◆ What to do: Determine how many lines hold "Daily" and give only that number.

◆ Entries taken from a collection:
◇ ◇ ◇ ◇ ◇ ◇ ◇

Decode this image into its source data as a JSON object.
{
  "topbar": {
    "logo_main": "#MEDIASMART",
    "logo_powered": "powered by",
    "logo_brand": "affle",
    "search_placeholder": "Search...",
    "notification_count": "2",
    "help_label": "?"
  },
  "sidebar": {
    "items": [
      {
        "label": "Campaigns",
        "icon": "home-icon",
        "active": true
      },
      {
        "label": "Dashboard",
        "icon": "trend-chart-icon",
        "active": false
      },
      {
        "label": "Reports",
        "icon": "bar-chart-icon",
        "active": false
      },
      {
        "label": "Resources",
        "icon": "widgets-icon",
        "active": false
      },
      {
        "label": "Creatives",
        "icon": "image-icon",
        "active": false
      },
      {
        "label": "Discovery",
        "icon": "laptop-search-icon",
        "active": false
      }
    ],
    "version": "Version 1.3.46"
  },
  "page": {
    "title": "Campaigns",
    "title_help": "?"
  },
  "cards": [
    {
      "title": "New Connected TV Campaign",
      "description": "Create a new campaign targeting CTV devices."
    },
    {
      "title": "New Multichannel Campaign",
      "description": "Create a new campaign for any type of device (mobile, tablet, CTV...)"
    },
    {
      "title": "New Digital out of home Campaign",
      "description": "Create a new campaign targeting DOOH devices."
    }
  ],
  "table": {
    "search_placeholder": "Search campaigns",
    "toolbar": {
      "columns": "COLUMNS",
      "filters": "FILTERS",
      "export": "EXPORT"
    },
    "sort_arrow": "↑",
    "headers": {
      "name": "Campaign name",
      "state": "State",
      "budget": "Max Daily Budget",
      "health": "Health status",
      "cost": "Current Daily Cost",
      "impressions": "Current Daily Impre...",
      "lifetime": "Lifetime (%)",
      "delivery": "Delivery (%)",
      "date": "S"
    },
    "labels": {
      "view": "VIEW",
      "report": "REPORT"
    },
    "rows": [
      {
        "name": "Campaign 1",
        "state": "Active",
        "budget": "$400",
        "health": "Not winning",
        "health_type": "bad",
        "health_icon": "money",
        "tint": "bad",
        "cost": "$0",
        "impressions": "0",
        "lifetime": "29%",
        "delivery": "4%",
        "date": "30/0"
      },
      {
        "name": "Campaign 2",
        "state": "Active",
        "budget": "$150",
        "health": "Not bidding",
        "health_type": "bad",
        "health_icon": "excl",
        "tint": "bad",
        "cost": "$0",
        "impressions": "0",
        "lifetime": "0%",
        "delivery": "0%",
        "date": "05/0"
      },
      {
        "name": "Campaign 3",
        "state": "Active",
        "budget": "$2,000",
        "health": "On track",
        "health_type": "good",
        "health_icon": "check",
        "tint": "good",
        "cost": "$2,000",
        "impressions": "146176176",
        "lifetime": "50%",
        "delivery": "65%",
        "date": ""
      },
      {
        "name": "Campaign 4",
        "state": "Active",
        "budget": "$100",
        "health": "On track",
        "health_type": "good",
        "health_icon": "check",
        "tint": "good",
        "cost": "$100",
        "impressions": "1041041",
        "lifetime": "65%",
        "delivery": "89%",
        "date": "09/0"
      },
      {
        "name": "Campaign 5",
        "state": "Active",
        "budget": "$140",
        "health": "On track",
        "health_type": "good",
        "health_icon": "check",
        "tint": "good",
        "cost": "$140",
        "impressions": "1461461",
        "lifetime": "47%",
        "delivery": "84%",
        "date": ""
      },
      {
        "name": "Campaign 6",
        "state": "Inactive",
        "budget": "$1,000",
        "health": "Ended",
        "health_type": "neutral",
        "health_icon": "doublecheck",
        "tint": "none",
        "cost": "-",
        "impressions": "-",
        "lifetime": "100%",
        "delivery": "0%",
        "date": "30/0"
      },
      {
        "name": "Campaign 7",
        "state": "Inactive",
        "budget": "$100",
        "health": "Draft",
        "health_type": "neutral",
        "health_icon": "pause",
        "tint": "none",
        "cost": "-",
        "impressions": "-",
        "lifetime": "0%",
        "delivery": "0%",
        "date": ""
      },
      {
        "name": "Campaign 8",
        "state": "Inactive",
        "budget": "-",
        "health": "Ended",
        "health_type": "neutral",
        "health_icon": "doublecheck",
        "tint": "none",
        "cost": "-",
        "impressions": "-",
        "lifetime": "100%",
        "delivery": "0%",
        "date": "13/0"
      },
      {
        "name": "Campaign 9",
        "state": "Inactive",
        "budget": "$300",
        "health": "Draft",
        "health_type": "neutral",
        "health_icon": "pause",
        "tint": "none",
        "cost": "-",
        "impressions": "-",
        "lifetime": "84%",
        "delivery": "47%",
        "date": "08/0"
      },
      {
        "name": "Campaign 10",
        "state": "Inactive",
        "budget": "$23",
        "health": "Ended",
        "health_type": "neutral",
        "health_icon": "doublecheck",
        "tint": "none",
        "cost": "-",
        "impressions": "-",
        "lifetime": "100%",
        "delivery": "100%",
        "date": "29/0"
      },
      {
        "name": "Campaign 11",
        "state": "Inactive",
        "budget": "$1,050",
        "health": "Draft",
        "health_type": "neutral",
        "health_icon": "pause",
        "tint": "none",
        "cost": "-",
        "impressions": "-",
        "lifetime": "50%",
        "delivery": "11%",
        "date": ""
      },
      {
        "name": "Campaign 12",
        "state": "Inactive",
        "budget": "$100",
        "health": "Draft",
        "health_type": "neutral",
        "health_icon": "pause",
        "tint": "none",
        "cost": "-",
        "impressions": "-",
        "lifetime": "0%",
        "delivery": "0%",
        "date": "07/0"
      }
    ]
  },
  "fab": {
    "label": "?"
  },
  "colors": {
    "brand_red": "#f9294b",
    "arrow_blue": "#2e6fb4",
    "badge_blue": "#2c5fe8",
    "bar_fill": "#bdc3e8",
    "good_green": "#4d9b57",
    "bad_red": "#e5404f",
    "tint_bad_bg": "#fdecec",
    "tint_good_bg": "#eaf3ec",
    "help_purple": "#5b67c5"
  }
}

◇ ◇ ◇ ◇ ◇ ◇ ◇

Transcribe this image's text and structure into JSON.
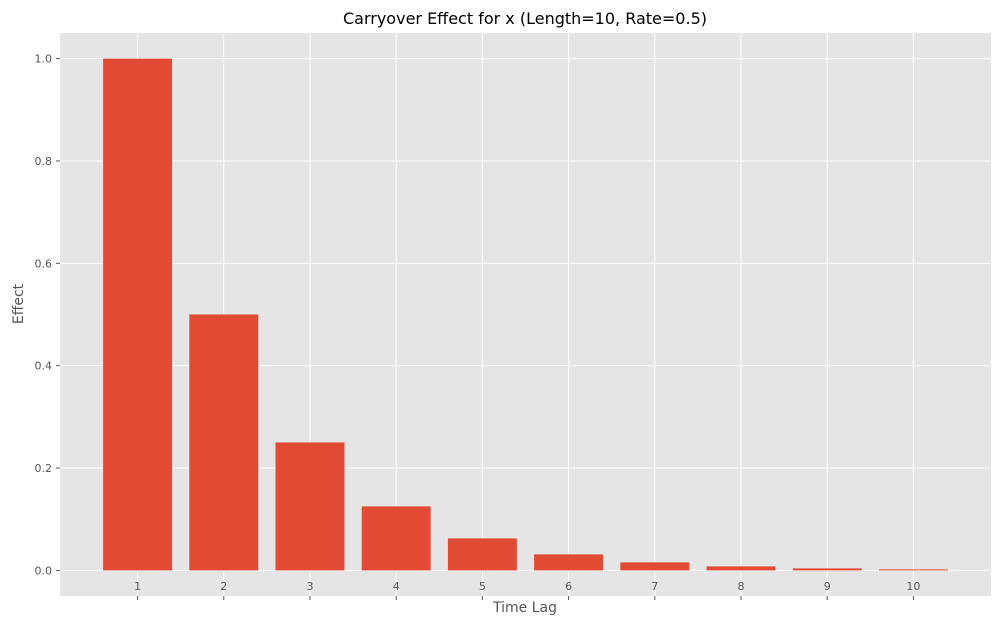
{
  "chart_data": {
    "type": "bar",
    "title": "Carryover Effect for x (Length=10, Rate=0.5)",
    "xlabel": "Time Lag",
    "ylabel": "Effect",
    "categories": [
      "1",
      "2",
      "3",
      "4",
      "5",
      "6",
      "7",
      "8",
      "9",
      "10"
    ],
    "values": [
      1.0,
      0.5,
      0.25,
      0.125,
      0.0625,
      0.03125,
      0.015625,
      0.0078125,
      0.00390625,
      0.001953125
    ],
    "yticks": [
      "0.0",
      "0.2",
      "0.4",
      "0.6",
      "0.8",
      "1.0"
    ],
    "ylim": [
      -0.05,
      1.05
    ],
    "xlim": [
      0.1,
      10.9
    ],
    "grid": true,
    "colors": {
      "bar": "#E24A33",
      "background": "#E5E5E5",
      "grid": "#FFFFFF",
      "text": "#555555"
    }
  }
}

◇ ◇ ◇ ◇ ◇ ◇ ◇

◆ Answer for this exercise: 3